TASK OBJECTIVE >> Repeat each record below exactly, dropping the pictures.

GIVEN DATA >>
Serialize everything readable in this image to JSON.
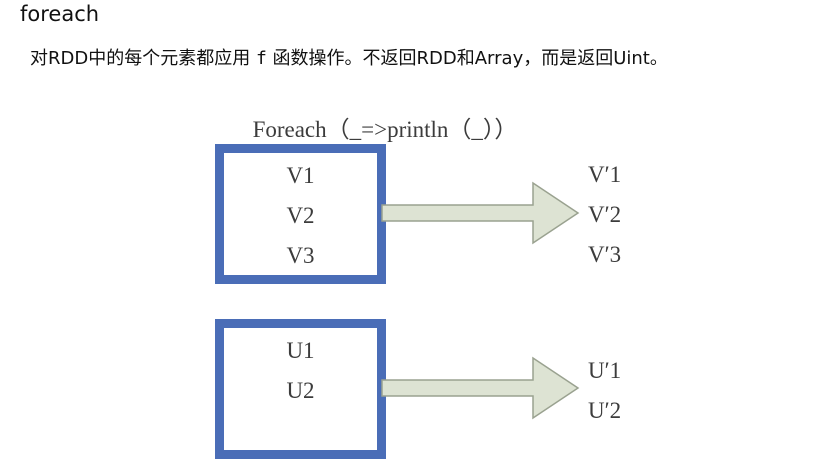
{
  "heading": "foreach",
  "description": {
    "part1": "对RDD中的每个元素都应用 ",
    "code_f": "f",
    "part2": " 函数操作。不返回RDD和Array，而是返回Uint。"
  },
  "diagram": {
    "caption": "Foreach（_=>println（_））",
    "groups": [
      {
        "inputs": [
          "V1",
          "V2",
          "V3"
        ],
        "outputs": [
          "V′1",
          "V′2",
          "V′3"
        ]
      },
      {
        "inputs": [
          "U1",
          "U2"
        ],
        "outputs": [
          "U′1",
          "U′2"
        ]
      }
    ]
  },
  "colors": {
    "box_border": "#4a6db7",
    "arrow_fill": "#dde3d3",
    "arrow_stroke": "#9aa290",
    "label_text": "#3c3c3c"
  }
}
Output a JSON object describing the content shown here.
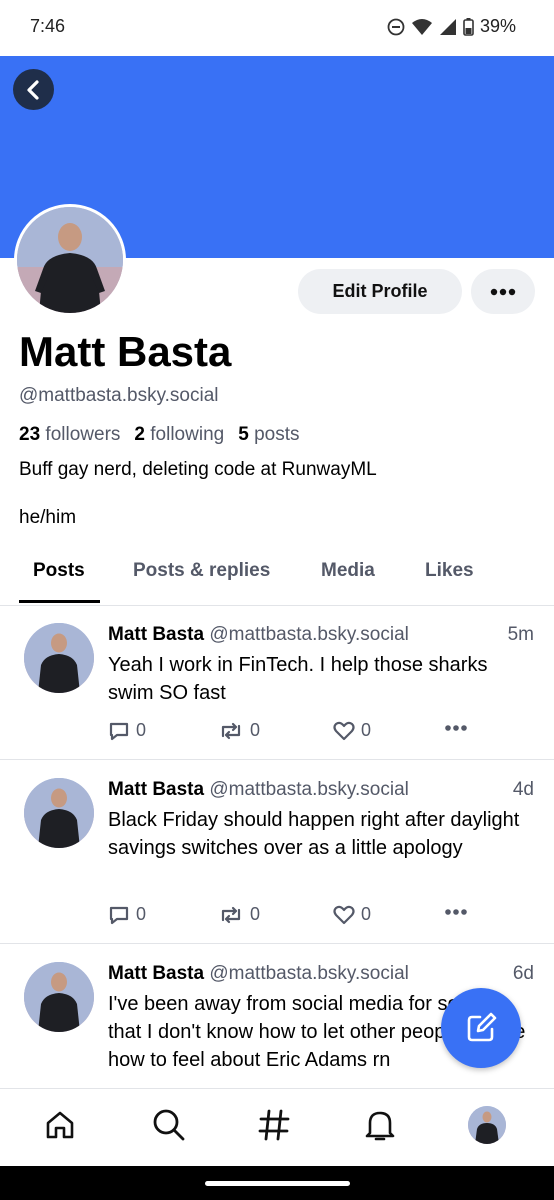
{
  "status_bar": {
    "time": "7:46",
    "battery": "39%"
  },
  "colors": {
    "banner": "#3971f5",
    "accent": "#3971f5",
    "muted_text": "#545968"
  },
  "profile": {
    "display_name": "Matt Basta",
    "handle": "@mattbasta.bsky.social",
    "edit_label": "Edit Profile",
    "followers_count": "23",
    "followers_label": "followers",
    "following_count": "2",
    "following_label": "following",
    "posts_count": "5",
    "posts_label": "posts",
    "bio_line1": "Buff gay nerd, deleting code at RunwayML",
    "bio_line2": "he/him"
  },
  "tabs": [
    {
      "label": "Posts",
      "active": true
    },
    {
      "label": "Posts & replies",
      "active": false
    },
    {
      "label": "Media",
      "active": false
    },
    {
      "label": "Likes",
      "active": false
    }
  ],
  "posts": [
    {
      "author": "Matt Basta",
      "handle": "@mattbasta.bsky.social",
      "time": "5m",
      "text": "Yeah I work in FinTech. I help those sharks swim SO fast",
      "replies": "0",
      "reposts": "0",
      "likes": "0"
    },
    {
      "author": "Matt Basta",
      "handle": "@mattbasta.bsky.social",
      "time": "4d",
      "text": "Black Friday should happen right after daylight savings switches over as a little apology",
      "replies": "0",
      "reposts": "0",
      "likes": "0"
    },
    {
      "author": "Matt Basta",
      "handle": "@mattbasta.bsky.social",
      "time": "6d",
      "text": "I've been away from social media for so long that I don't know how to let other people tell me how to feel about Eric Adams rn"
    }
  ],
  "icons": {
    "back": "chevron-left-icon",
    "more": "ellipsis-icon",
    "compose": "compose-icon",
    "nav": [
      "home-icon",
      "search-icon",
      "hashtag-icon",
      "bell-icon",
      "avatar"
    ]
  }
}
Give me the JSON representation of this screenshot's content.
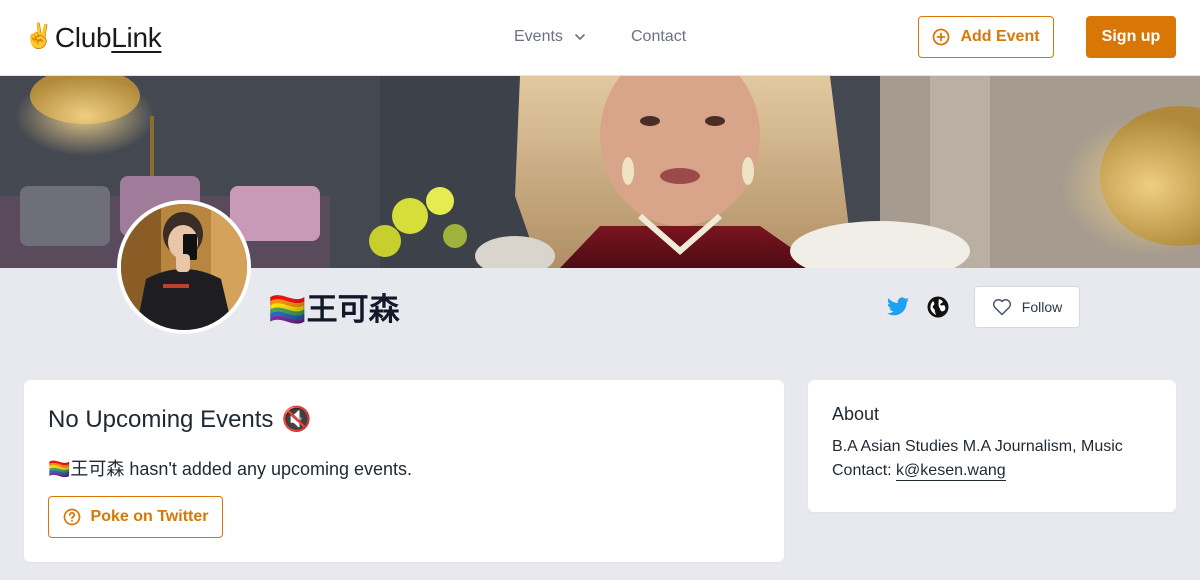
{
  "header": {
    "logo_emoji": "✌️",
    "logo_club": "Club",
    "logo_link": "Link",
    "nav": {
      "events_label": "Events",
      "contact_label": "Contact"
    },
    "add_event_label": "Add Event",
    "sign_up_label": "Sign up"
  },
  "profile": {
    "name": "🏳️‍🌈王可森",
    "follow_label": "Follow",
    "social_icons": [
      "twitter-icon",
      "globe-icon"
    ]
  },
  "events_card": {
    "title": "No Upcoming Events",
    "title_icon": "🔇",
    "description": "🏳️‍🌈王可森 hasn't added any upcoming events.",
    "poke_label": "Poke on Twitter"
  },
  "about_card": {
    "title": "About",
    "bio": "B.A Asian Studies M.A Journalism, Music",
    "contact_prefix": "Contact:",
    "contact_email": "k@kesen.wang"
  },
  "colors": {
    "accent": "#d97706",
    "twitter": "#1da1f2",
    "page_bg": "#e8e9ee"
  }
}
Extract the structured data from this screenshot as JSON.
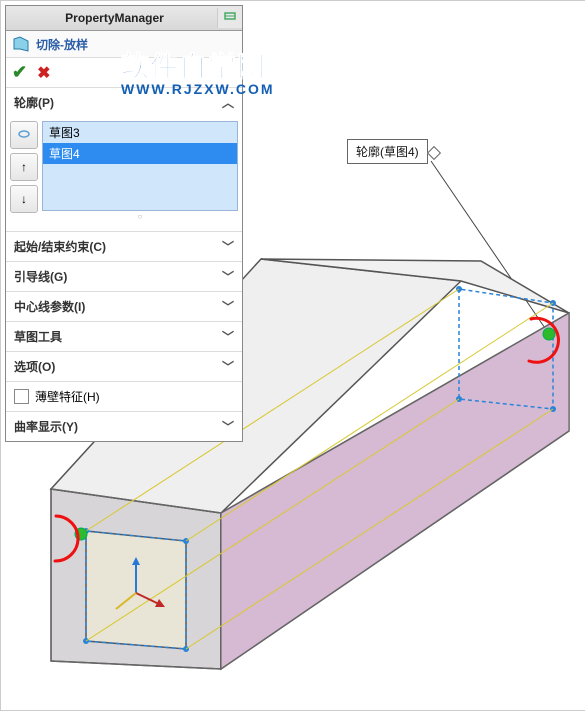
{
  "panel": {
    "title": "PropertyManager",
    "featureName": "切除-放样",
    "okTooltip": "OK",
    "cancelTooltip": "Cancel"
  },
  "profiles": {
    "headerLabel": "轮廓(P)",
    "items": [
      "草图3",
      "草图4"
    ],
    "selectedIndex": 1
  },
  "sections": {
    "startEnd": "起始/结束约束(C)",
    "guides": "引导线(G)",
    "centerline": "中心线参数(I)",
    "sketchTools": "草图工具",
    "options": "选项(O)",
    "thinFeature": "薄壁特征(H)",
    "curvature": "曲率显示(Y)"
  },
  "callout": {
    "label": "轮廓(草图4)"
  },
  "watermark": {
    "cn": "软件自学网",
    "url": "WWW.RJZXW.COM"
  }
}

RESPONSE FOR THIS EXERCISE >>
Serialize everything readable in this image to JSON.
{
  "heading": "foreach",
  "description": {
    "part1": "对RDD中的每个元素都应用 ",
    "code_f": "f",
    "part2": " 函数操作。不返回RDD和Array，而是返回Uint。"
  },
  "diagram": {
    "caption": "Foreach（_=>println（_））",
    "groups": [
      {
        "inputs": [
          "V1",
          "V2",
          "V3"
        ],
        "outputs": [
          "V′1",
          "V′2",
          "V′3"
        ]
      },
      {
        "inputs": [
          "U1",
          "U2"
        ],
        "outputs": [
          "U′1",
          "U′2"
        ]
      }
    ]
  },
  "colors": {
    "box_border": "#4a6db7",
    "arrow_fill": "#dde3d3",
    "arrow_stroke": "#9aa290",
    "label_text": "#3c3c3c"
  }
}
Output a JSON object describing the content shown here.
{
  "status_bar": {
    "time": "7:46",
    "battery": "39%"
  },
  "colors": {
    "banner": "#3971f5",
    "accent": "#3971f5",
    "muted_text": "#545968"
  },
  "profile": {
    "display_name": "Matt Basta",
    "handle": "@mattbasta.bsky.social",
    "edit_label": "Edit Profile",
    "followers_count": "23",
    "followers_label": "followers",
    "following_count": "2",
    "following_label": "following",
    "posts_count": "5",
    "posts_label": "posts",
    "bio_line1": "Buff gay nerd, deleting code at RunwayML",
    "bio_line2": "he/him"
  },
  "tabs": [
    {
      "label": "Posts",
      "active": true
    },
    {
      "label": "Posts & replies",
      "active": false
    },
    {
      "label": "Media",
      "active": false
    },
    {
      "label": "Likes",
      "active": false
    }
  ],
  "posts": [
    {
      "author": "Matt Basta",
      "handle": "@mattbasta.bsky.social",
      "time": "5m",
      "text": "Yeah I work in FinTech. I help those sharks swim SO fast",
      "replies": "0",
      "reposts": "0",
      "likes": "0"
    },
    {
      "author": "Matt Basta",
      "handle": "@mattbasta.bsky.social",
      "time": "4d",
      "text": "Black Friday should happen right after daylight savings switches over as a little apology",
      "replies": "0",
      "reposts": "0",
      "likes": "0"
    },
    {
      "author": "Matt Basta",
      "handle": "@mattbasta.bsky.social",
      "time": "6d",
      "text": "I've been away from social media for so long that I don't know how to let other people tell me how to feel about Eric Adams rn"
    }
  ],
  "icons": {
    "back": "chevron-left-icon",
    "more": "ellipsis-icon",
    "compose": "compose-icon",
    "nav": [
      "home-icon",
      "search-icon",
      "hashtag-icon",
      "bell-icon",
      "avatar"
    ]
  }
}
Give me the JSON representation of this screenshot's content.
{
  "header": {
    "logo_emoji": "✌️",
    "logo_club": "Club",
    "logo_link": "Link",
    "nav": {
      "events_label": "Events",
      "contact_label": "Contact"
    },
    "add_event_label": "Add Event",
    "sign_up_label": "Sign up"
  },
  "profile": {
    "name": "🏳️‍🌈王可森",
    "follow_label": "Follow",
    "social_icons": [
      "twitter-icon",
      "globe-icon"
    ]
  },
  "events_card": {
    "title": "No Upcoming Events",
    "title_icon": "🔇",
    "description": "🏳️‍🌈王可森 hasn't added any upcoming events.",
    "poke_label": "Poke on Twitter"
  },
  "about_card": {
    "title": "About",
    "bio": "B.A Asian Studies M.A Journalism, Music",
    "contact_prefix": "Contact:",
    "contact_email": "k@kesen.wang"
  },
  "colors": {
    "accent": "#d97706",
    "twitter": "#1da1f2",
    "page_bg": "#e8e9ee"
  }
}
Extract the structured data from this screenshot as JSON.
{
  "panel": {
    "title": "PropertyManager",
    "featureName": "切除-放样",
    "okTooltip": "OK",
    "cancelTooltip": "Cancel"
  },
  "profiles": {
    "headerLabel": "轮廓(P)",
    "items": [
      "草图3",
      "草图4"
    ],
    "selectedIndex": 1
  },
  "sections": {
    "startEnd": "起始/结束约束(C)",
    "guides": "引导线(G)",
    "centerline": "中心线参数(I)",
    "sketchTools": "草图工具",
    "options": "选项(O)",
    "thinFeature": "薄壁特征(H)",
    "curvature": "曲率显示(Y)"
  },
  "callout": {
    "label": "轮廓(草图4)"
  },
  "watermark": {
    "cn": "软件自学网",
    "url": "WWW.RJZXW.COM"
  }
}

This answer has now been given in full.